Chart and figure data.
..........

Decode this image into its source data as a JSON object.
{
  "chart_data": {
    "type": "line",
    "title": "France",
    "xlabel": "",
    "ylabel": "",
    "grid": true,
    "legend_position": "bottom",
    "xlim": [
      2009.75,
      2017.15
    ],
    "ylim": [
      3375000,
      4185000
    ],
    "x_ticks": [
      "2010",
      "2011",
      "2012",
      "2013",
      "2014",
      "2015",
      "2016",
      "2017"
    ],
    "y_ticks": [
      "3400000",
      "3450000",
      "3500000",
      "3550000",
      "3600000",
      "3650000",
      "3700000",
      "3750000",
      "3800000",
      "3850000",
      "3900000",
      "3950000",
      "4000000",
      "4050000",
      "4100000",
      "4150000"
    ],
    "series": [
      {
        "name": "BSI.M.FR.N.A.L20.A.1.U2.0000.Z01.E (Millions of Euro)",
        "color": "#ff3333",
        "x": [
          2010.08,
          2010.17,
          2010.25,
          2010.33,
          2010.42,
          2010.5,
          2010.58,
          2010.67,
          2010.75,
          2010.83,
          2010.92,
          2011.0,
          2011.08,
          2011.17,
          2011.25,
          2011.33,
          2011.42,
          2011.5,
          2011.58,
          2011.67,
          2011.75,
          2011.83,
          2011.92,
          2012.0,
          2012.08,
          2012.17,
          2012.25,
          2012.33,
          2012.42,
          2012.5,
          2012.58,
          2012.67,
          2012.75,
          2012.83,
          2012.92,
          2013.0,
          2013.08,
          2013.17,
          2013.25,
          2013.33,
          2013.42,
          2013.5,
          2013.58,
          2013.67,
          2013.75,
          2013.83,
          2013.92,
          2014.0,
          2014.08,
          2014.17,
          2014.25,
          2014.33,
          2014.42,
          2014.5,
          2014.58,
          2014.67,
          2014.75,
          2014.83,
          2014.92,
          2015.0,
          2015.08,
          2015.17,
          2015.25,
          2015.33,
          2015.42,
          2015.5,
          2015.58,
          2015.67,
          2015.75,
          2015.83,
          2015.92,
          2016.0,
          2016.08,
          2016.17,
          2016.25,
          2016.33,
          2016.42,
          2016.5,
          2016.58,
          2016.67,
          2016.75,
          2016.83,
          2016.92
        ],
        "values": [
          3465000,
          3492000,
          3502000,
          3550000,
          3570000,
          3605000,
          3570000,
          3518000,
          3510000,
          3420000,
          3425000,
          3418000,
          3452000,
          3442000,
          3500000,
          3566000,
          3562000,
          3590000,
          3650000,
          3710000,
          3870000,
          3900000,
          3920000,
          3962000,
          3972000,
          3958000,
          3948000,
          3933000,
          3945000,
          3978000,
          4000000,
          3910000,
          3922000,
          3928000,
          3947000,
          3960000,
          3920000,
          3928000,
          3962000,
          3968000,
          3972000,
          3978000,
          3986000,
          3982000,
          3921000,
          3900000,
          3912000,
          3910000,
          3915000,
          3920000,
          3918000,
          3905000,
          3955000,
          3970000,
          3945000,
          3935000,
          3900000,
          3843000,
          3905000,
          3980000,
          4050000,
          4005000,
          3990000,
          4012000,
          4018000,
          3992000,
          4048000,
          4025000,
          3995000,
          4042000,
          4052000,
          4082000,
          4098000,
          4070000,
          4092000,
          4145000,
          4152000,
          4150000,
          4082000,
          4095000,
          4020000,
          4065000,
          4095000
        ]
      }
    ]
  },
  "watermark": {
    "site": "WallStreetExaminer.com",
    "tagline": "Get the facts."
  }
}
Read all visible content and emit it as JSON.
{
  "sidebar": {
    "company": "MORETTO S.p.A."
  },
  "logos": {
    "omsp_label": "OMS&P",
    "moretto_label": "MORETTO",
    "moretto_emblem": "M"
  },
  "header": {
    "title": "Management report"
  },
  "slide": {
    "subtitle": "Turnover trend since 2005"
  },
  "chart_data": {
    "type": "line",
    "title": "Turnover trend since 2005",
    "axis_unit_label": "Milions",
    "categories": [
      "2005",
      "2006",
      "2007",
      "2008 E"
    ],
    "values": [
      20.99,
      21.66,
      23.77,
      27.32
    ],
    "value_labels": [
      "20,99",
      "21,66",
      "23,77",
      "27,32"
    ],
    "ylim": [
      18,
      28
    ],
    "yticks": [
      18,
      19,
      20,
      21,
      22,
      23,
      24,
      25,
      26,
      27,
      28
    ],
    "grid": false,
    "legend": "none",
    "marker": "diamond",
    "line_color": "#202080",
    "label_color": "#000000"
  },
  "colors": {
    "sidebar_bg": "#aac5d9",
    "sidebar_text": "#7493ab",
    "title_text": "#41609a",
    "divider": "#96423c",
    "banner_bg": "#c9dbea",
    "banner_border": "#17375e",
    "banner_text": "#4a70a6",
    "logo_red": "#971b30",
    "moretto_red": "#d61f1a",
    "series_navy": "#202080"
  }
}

..........

Set problem. Each entry above needs to be retyped exactly.

Answer for this exercise.
Decode this image into its source data as a JSON object.
{
  "chart_data": {
    "type": "line",
    "title": "France",
    "xlabel": "",
    "ylabel": "",
    "grid": true,
    "legend_position": "bottom",
    "xlim": [
      2009.75,
      2017.15
    ],
    "ylim": [
      3375000,
      4185000
    ],
    "x_ticks": [
      "2010",
      "2011",
      "2012",
      "2013",
      "2014",
      "2015",
      "2016",
      "2017"
    ],
    "y_ticks": [
      "3400000",
      "3450000",
      "3500000",
      "3550000",
      "3600000",
      "3650000",
      "3700000",
      "3750000",
      "3800000",
      "3850000",
      "3900000",
      "3950000",
      "4000000",
      "4050000",
      "4100000",
      "4150000"
    ],
    "series": [
      {
        "name": "BSI.M.FR.N.A.L20.A.1.U2.0000.Z01.E (Millions of Euro)",
        "color": "#ff3333",
        "x": [
          2010.08,
          2010.17,
          2010.25,
          2010.33,
          2010.42,
          2010.5,
          2010.58,
          2010.67,
          2010.75,
          2010.83,
          2010.92,
          2011.0,
          2011.08,
          2011.17,
          2011.25,
          2011.33,
          2011.42,
          2011.5,
          2011.58,
          2011.67,
          2011.75,
          2011.83,
          2011.92,
          2012.0,
          2012.08,
          2012.17,
          2012.25,
          2012.33,
          2012.42,
          2012.5,
          2012.58,
          2012.67,
          2012.75,
          2012.83,
          2012.92,
          2013.0,
          2013.08,
          2013.17,
          2013.25,
          2013.33,
          2013.42,
          2013.5,
          2013.58,
          2013.67,
          2013.75,
          2013.83,
          2013.92,
          2014.0,
          2014.08,
          2014.17,
          2014.25,
          2014.33,
          2014.42,
          2014.5,
          2014.58,
          2014.67,
          2014.75,
          2014.83,
          2014.92,
          2015.0,
          2015.08,
          2015.17,
          2015.25,
          2015.33,
          2015.42,
          2015.5,
          2015.58,
          2015.67,
          2015.75,
          2015.83,
          2015.92,
          2016.0,
          2016.08,
          2016.17,
          2016.25,
          2016.33,
          2016.42,
          2016.5,
          2016.58,
          2016.67,
          2016.75,
          2016.83,
          2016.92
        ],
        "values": [
          3465000,
          3492000,
          3502000,
          3550000,
          3570000,
          3605000,
          3570000,
          3518000,
          3510000,
          3420000,
          3425000,
          3418000,
          3452000,
          3442000,
          3500000,
          3566000,
          3562000,
          3590000,
          3650000,
          3710000,
          3870000,
          3900000,
          3920000,
          3962000,
          3972000,
          3958000,
          3948000,
          3933000,
          3945000,
          3978000,
          4000000,
          3910000,
          3922000,
          3928000,
          3947000,
          3960000,
          3920000,
          3928000,
          3962000,
          3968000,
          3972000,
          3978000,
          3986000,
          3982000,
          3921000,
          3900000,
          3912000,
          3910000,
          3915000,
          3920000,
          3918000,
          3905000,
          3955000,
          3970000,
          3945000,
          3935000,
          3900000,
          3843000,
          3905000,
          3980000,
          4050000,
          4005000,
          3990000,
          4012000,
          4018000,
          3992000,
          4048000,
          4025000,
          3995000,
          4042000,
          4052000,
          4082000,
          4098000,
          4070000,
          4092000,
          4145000,
          4152000,
          4150000,
          4082000,
          4095000,
          4020000,
          4065000,
          4095000
        ]
      }
    ]
  },
  "watermark": {
    "site": "WallStreetExaminer.com",
    "tagline": "Get the facts."
  }
}
Read all visible content and emit it as JSON.
{
  "sidebar": {
    "company": "MORETTO S.p.A."
  },
  "logos": {
    "omsp_label": "OMS&P",
    "moretto_label": "MORETTO",
    "moretto_emblem": "M"
  },
  "header": {
    "title": "Management report"
  },
  "slide": {
    "subtitle": "Turnover trend since 2005"
  },
  "chart_data": {
    "type": "line",
    "title": "Turnover trend since 2005",
    "axis_unit_label": "Milions",
    "categories": [
      "2005",
      "2006",
      "2007",
      "2008 E"
    ],
    "values": [
      20.99,
      21.66,
      23.77,
      27.32
    ],
    "value_labels": [
      "20,99",
      "21,66",
      "23,77",
      "27,32"
    ],
    "ylim": [
      18,
      28
    ],
    "yticks": [
      18,
      19,
      20,
      21,
      22,
      23,
      24,
      25,
      26,
      27,
      28
    ],
    "grid": false,
    "legend": "none",
    "marker": "diamond",
    "line_color": "#202080",
    "label_color": "#000000"
  },
  "colors": {
    "sidebar_bg": "#aac5d9",
    "sidebar_text": "#7493ab",
    "title_text": "#41609a",
    "divider": "#96423c",
    "banner_bg": "#c9dbea",
    "banner_border": "#17375e",
    "banner_text": "#4a70a6",
    "logo_red": "#971b30",
    "moretto_red": "#d61f1a",
    "series_navy": "#202080"
  }
}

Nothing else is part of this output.